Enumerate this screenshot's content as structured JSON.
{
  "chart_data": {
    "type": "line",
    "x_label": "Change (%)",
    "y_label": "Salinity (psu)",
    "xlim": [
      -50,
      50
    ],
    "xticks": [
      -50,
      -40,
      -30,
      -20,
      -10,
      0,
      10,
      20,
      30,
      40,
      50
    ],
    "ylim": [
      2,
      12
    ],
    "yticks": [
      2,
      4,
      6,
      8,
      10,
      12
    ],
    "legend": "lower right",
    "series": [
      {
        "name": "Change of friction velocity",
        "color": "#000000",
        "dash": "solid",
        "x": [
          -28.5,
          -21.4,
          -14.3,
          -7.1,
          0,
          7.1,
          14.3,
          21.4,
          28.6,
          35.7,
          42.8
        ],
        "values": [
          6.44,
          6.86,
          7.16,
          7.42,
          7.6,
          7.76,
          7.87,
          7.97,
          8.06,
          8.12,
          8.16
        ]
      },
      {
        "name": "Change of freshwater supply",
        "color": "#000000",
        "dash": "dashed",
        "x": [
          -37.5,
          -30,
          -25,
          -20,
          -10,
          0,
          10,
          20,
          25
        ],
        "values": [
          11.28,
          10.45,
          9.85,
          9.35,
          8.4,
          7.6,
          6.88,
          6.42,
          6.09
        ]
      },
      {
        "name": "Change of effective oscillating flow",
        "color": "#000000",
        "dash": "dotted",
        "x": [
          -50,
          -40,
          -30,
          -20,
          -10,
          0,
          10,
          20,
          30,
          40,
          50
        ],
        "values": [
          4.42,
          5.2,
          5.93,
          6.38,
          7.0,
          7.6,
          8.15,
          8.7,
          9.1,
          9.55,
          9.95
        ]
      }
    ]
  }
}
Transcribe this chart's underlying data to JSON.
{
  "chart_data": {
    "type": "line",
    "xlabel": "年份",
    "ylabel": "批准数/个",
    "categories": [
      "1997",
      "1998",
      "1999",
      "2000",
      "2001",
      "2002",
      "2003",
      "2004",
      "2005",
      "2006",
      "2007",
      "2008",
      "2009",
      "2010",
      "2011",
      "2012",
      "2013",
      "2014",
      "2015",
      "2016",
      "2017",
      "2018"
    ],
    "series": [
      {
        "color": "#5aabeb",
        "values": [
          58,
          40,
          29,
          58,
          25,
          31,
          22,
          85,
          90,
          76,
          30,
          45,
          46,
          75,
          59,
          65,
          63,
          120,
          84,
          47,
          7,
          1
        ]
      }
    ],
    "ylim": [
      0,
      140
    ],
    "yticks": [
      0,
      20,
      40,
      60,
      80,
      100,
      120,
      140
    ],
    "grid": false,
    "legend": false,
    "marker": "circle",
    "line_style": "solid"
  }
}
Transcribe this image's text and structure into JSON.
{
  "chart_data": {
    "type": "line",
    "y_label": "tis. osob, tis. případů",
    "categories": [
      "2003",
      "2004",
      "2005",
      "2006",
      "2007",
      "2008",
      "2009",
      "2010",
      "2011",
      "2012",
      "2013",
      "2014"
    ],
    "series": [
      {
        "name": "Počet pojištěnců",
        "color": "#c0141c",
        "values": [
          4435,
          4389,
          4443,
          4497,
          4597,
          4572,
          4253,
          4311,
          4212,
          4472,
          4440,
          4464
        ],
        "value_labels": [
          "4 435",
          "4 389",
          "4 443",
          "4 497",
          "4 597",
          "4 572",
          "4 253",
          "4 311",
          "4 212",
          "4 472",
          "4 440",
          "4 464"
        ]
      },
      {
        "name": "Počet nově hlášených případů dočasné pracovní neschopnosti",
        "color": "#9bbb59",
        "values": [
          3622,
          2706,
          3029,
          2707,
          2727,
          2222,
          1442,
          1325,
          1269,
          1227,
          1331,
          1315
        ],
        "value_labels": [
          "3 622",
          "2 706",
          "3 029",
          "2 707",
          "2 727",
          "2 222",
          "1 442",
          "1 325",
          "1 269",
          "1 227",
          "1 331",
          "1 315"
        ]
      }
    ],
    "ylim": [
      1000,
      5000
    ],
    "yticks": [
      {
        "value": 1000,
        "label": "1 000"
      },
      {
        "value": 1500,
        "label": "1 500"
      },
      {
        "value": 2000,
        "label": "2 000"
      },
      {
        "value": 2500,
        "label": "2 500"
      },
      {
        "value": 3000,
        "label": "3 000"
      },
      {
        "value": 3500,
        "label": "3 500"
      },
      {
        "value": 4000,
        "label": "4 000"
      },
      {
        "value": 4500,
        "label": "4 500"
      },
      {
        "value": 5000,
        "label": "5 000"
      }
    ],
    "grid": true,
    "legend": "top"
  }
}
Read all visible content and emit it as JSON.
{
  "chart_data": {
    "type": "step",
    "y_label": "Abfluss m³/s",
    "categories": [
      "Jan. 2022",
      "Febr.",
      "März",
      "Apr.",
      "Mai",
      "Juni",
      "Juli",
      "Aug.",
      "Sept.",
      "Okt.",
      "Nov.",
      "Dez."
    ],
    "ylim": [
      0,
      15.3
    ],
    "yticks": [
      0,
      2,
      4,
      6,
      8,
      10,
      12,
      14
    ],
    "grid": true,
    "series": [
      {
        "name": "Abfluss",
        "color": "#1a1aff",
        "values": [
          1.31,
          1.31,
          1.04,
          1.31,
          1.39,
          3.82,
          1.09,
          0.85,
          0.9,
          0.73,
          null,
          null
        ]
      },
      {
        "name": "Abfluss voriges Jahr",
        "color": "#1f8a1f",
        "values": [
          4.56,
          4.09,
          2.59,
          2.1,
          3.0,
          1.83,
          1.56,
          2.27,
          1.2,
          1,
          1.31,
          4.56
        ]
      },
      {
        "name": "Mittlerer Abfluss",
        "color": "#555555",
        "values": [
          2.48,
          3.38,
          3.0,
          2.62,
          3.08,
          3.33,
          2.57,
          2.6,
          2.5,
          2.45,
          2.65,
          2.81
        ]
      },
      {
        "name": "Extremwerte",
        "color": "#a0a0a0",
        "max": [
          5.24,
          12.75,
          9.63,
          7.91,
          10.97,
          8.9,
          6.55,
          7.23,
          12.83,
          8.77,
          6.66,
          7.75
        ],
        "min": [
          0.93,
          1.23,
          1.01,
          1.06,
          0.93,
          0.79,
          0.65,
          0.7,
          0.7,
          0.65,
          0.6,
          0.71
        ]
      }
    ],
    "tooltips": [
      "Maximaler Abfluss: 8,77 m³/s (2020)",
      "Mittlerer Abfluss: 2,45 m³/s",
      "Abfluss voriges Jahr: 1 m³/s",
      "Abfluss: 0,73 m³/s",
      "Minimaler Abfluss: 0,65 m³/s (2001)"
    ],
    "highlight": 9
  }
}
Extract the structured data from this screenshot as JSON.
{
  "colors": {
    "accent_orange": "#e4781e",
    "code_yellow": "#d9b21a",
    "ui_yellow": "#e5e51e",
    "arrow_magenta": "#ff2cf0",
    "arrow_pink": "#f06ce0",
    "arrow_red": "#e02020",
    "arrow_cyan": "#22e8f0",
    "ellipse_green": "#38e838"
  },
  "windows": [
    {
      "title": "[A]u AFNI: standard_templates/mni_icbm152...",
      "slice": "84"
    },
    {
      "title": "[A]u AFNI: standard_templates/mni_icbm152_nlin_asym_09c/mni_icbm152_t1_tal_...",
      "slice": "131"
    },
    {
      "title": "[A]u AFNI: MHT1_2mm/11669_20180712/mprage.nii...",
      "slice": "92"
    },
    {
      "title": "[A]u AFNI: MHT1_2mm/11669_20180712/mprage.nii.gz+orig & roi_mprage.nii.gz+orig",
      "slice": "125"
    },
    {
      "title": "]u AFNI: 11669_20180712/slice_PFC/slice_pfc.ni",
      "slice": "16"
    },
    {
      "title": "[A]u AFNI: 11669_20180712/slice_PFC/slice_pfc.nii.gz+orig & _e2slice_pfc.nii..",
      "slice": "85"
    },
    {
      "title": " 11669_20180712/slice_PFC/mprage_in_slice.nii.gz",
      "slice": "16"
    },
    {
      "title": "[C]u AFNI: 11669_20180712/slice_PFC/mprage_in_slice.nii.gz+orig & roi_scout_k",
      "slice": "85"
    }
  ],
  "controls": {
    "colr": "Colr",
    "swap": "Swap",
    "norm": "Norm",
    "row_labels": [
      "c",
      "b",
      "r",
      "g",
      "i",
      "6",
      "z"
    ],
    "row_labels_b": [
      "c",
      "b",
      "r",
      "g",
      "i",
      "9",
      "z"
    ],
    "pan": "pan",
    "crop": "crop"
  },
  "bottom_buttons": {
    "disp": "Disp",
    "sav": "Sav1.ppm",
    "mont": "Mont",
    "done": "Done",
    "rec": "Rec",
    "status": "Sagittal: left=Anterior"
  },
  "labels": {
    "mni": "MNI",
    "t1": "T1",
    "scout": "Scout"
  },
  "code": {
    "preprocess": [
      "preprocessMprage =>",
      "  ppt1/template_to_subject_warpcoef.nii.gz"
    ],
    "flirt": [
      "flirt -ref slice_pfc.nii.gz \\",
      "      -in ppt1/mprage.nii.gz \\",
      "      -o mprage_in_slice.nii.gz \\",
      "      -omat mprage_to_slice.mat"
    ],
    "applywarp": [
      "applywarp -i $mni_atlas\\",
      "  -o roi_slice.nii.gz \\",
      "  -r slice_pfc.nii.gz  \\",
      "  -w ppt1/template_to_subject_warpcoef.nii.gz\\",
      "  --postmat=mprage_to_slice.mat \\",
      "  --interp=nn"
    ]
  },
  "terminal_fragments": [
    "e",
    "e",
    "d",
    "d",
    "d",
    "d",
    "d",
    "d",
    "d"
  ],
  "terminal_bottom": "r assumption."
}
....
Work through the records line by line and tally those with the word "title". Report only the total.

8